● **PROBLEM STATEMENT**
Every entry that follows should be reproduced exactly.

# Start of GIVEN INFORMATION

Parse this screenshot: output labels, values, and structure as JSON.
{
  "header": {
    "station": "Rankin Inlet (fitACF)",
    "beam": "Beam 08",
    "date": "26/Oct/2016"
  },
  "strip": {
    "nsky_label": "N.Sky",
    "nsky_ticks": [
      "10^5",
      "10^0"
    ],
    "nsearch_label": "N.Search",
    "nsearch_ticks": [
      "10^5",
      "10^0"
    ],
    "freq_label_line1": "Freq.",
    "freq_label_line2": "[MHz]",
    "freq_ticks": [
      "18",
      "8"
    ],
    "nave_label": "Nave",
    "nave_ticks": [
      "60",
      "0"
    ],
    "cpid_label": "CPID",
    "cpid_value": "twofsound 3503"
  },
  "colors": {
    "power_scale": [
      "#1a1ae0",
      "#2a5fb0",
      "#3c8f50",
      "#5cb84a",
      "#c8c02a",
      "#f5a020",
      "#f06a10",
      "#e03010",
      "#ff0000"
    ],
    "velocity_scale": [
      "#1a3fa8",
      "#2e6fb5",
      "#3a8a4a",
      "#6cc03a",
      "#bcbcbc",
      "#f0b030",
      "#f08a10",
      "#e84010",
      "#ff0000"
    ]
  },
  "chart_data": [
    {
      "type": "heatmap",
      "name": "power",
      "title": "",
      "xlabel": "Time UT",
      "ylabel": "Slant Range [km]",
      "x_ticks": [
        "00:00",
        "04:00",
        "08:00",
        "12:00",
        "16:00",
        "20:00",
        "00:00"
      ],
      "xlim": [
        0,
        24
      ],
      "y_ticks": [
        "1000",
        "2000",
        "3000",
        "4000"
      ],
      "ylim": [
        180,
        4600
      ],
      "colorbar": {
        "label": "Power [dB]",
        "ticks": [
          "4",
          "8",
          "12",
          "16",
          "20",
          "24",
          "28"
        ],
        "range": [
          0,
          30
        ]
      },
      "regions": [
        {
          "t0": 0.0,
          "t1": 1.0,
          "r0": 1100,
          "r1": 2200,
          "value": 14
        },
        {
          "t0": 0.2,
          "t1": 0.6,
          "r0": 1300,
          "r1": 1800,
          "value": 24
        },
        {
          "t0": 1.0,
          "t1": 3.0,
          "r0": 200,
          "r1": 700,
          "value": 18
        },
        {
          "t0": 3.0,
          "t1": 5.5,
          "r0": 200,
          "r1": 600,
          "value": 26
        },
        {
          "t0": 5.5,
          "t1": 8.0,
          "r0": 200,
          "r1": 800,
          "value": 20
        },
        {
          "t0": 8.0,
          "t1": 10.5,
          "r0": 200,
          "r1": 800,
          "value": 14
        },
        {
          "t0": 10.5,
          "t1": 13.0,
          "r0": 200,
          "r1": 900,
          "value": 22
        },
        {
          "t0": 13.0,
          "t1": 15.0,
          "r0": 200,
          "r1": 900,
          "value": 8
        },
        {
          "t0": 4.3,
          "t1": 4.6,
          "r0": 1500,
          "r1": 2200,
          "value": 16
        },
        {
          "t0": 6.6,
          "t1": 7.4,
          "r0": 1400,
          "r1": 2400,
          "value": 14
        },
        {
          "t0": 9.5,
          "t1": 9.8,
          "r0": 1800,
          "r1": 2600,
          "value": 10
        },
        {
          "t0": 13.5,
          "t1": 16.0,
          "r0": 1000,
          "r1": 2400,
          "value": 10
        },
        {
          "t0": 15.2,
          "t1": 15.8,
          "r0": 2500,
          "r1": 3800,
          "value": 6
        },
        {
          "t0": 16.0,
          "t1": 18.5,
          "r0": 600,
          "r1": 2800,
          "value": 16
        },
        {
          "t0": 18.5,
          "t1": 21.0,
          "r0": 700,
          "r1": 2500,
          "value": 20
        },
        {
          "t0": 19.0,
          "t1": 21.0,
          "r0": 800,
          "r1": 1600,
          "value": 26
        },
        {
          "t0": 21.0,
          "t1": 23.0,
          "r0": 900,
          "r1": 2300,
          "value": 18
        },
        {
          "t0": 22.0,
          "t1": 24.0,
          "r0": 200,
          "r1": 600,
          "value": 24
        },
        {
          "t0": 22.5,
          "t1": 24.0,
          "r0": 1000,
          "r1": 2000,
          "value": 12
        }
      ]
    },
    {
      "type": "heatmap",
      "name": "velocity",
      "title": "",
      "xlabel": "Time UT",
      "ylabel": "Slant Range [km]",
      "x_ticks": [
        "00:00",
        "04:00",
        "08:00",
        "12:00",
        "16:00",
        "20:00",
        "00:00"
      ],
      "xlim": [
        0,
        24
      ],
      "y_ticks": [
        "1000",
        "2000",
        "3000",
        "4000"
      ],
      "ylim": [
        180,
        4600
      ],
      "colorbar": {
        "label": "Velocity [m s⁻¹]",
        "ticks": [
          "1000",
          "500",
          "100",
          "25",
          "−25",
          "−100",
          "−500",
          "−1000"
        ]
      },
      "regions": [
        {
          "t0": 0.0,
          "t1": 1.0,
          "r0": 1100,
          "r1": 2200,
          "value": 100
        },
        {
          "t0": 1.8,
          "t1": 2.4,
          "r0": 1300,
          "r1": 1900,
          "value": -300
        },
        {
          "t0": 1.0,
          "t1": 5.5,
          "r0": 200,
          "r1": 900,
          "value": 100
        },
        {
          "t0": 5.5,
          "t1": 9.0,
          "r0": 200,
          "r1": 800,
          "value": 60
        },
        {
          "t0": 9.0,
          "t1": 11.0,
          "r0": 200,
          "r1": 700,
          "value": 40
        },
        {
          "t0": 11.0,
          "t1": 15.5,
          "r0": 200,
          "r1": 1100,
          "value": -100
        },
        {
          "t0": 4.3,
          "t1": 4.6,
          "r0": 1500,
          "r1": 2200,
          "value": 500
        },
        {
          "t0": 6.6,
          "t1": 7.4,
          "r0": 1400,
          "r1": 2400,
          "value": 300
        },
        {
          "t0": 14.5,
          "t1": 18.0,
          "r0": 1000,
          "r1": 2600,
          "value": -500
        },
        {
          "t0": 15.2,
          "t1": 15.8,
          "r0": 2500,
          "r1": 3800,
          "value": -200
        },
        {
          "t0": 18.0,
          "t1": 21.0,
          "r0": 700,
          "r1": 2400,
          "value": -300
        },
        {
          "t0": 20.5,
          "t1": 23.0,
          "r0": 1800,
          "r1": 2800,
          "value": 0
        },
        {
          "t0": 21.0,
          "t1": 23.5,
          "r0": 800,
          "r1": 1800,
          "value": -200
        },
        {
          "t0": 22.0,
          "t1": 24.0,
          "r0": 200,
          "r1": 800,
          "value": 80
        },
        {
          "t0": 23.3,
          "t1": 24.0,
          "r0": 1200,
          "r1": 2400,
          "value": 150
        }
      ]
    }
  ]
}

# End of GIVEN INFORMATION

● **RESPONSE**
Parse this screenshot: output labels, values, and structure as JSON.
{
  "header": {
    "station": "Rankin Inlet (fitACF)",
    "beam": "Beam 08",
    "date": "26/Oct/2016"
  },
  "strip": {
    "nsky_label": "N.Sky",
    "nsky_ticks": [
      "10^5",
      "10^0"
    ],
    "nsearch_label": "N.Search",
    "nsearch_ticks": [
      "10^5",
      "10^0"
    ],
    "freq_label_line1": "Freq.",
    "freq_label_line2": "[MHz]",
    "freq_ticks": [
      "18",
      "8"
    ],
    "nave_label": "Nave",
    "nave_ticks": [
      "60",
      "0"
    ],
    "cpid_label": "CPID",
    "cpid_value": "twofsound 3503"
  },
  "colors": {
    "power_scale": [
      "#1a1ae0",
      "#2a5fb0",
      "#3c8f50",
      "#5cb84a",
      "#c8c02a",
      "#f5a020",
      "#f06a10",
      "#e03010",
      "#ff0000"
    ],
    "velocity_scale": [
      "#1a3fa8",
      "#2e6fb5",
      "#3a8a4a",
      "#6cc03a",
      "#bcbcbc",
      "#f0b030",
      "#f08a10",
      "#e84010",
      "#ff0000"
    ]
  },
  "chart_data": [
    {
      "type": "heatmap",
      "name": "power",
      "title": "",
      "xlabel": "Time UT",
      "ylabel": "Slant Range [km]",
      "x_ticks": [
        "00:00",
        "04:00",
        "08:00",
        "12:00",
        "16:00",
        "20:00",
        "00:00"
      ],
      "xlim": [
        0,
        24
      ],
      "y_ticks": [
        "1000",
        "2000",
        "3000",
        "4000"
      ],
      "ylim": [
        180,
        4600
      ],
      "colorbar": {
        "label": "Power [dB]",
        "ticks": [
          "4",
          "8",
          "12",
          "16",
          "20",
          "24",
          "28"
        ],
        "range": [
          0,
          30
        ]
      },
      "regions": [
        {
          "t0": 0.0,
          "t1": 1.0,
          "r0": 1100,
          "r1": 2200,
          "value": 14
        },
        {
          "t0": 0.2,
          "t1": 0.6,
          "r0": 1300,
          "r1": 1800,
          "value": 24
        },
        {
          "t0": 1.0,
          "t1": 3.0,
          "r0": 200,
          "r1": 700,
          "value": 18
        },
        {
          "t0": 3.0,
          "t1": 5.5,
          "r0": 200,
          "r1": 600,
          "value": 26
        },
        {
          "t0": 5.5,
          "t1": 8.0,
          "r0": 200,
          "r1": 800,
          "value": 20
        },
        {
          "t0": 8.0,
          "t1": 10.5,
          "r0": 200,
          "r1": 800,
          "value": 14
        },
        {
          "t0": 10.5,
          "t1": 13.0,
          "r0": 200,
          "r1": 900,
          "value": 22
        },
        {
          "t0": 13.0,
          "t1": 15.0,
          "r0": 200,
          "r1": 900,
          "value": 8
        },
        {
          "t0": 4.3,
          "t1": 4.6,
          "r0": 1500,
          "r1": 2200,
          "value": 16
        },
        {
          "t0": 6.6,
          "t1": 7.4,
          "r0": 1400,
          "r1": 2400,
          "value": 14
        },
        {
          "t0": 9.5,
          "t1": 9.8,
          "r0": 1800,
          "r1": 2600,
          "value": 10
        },
        {
          "t0": 13.5,
          "t1": 16.0,
          "r0": 1000,
          "r1": 2400,
          "value": 10
        },
        {
          "t0": 15.2,
          "t1": 15.8,
          "r0": 2500,
          "r1": 3800,
          "value": 6
        },
        {
          "t0": 16.0,
          "t1": 18.5,
          "r0": 600,
          "r1": 2800,
          "value": 16
        },
        {
          "t0": 18.5,
          "t1": 21.0,
          "r0": 700,
          "r1": 2500,
          "value": 20
        },
        {
          "t0": 19.0,
          "t1": 21.0,
          "r0": 800,
          "r1": 1600,
          "value": 26
        },
        {
          "t0": 21.0,
          "t1": 23.0,
          "r0": 900,
          "r1": 2300,
          "value": 18
        },
        {
          "t0": 22.0,
          "t1": 24.0,
          "r0": 200,
          "r1": 600,
          "value": 24
        },
        {
          "t0": 22.5,
          "t1": 24.0,
          "r0": 1000,
          "r1": 2000,
          "value": 12
        }
      ]
    },
    {
      "type": "heatmap",
      "name": "velocity",
      "title": "",
      "xlabel": "Time UT",
      "ylabel": "Slant Range [km]",
      "x_ticks": [
        "00:00",
        "04:00",
        "08:00",
        "12:00",
        "16:00",
        "20:00",
        "00:00"
      ],
      "xlim": [
        0,
        24
      ],
      "y_ticks": [
        "1000",
        "2000",
        "3000",
        "4000"
      ],
      "ylim": [
        180,
        4600
      ],
      "colorbar": {
        "label": "Velocity [m s⁻¹]",
        "ticks": [
          "1000",
          "500",
          "100",
          "25",
          "−25",
          "−100",
          "−500",
          "−1000"
        ]
      },
      "regions": [
        {
          "t0": 0.0,
          "t1": 1.0,
          "r0": 1100,
          "r1": 2200,
          "value": 100
        },
        {
          "t0": 1.8,
          "t1": 2.4,
          "r0": 1300,
          "r1": 1900,
          "value": -300
        },
        {
          "t0": 1.0,
          "t1": 5.5,
          "r0": 200,
          "r1": 900,
          "value": 100
        },
        {
          "t0": 5.5,
          "t1": 9.0,
          "r0": 200,
          "r1": 800,
          "value": 60
        },
        {
          "t0": 9.0,
          "t1": 11.0,
          "r0": 200,
          "r1": 700,
          "value": 40
        },
        {
          "t0": 11.0,
          "t1": 15.5,
          "r0": 200,
          "r1": 1100,
          "value": -100
        },
        {
          "t0": 4.3,
          "t1": 4.6,
          "r0": 1500,
          "r1": 2200,
          "value": 500
        },
        {
          "t0": 6.6,
          "t1": 7.4,
          "r0": 1400,
          "r1": 2400,
          "value": 300
        },
        {
          "t0": 14.5,
          "t1": 18.0,
          "r0": 1000,
          "r1": 2600,
          "value": -500
        },
        {
          "t0": 15.2,
          "t1": 15.8,
          "r0": 2500,
          "r1": 3800,
          "value": -200
        },
        {
          "t0": 18.0,
          "t1": 21.0,
          "r0": 700,
          "r1": 2400,
          "value": -300
        },
        {
          "t0": 20.5,
          "t1": 23.0,
          "r0": 1800,
          "r1": 2800,
          "value": 0
        },
        {
          "t0": 21.0,
          "t1": 23.5,
          "r0": 800,
          "r1": 1800,
          "value": -200
        },
        {
          "t0": 22.0,
          "t1": 24.0,
          "r0": 200,
          "r1": 800,
          "value": 80
        },
        {
          "t0": 23.3,
          "t1": 24.0,
          "r0": 1200,
          "r1": 2400,
          "value": 150
        }
      ]
    }
  ]
}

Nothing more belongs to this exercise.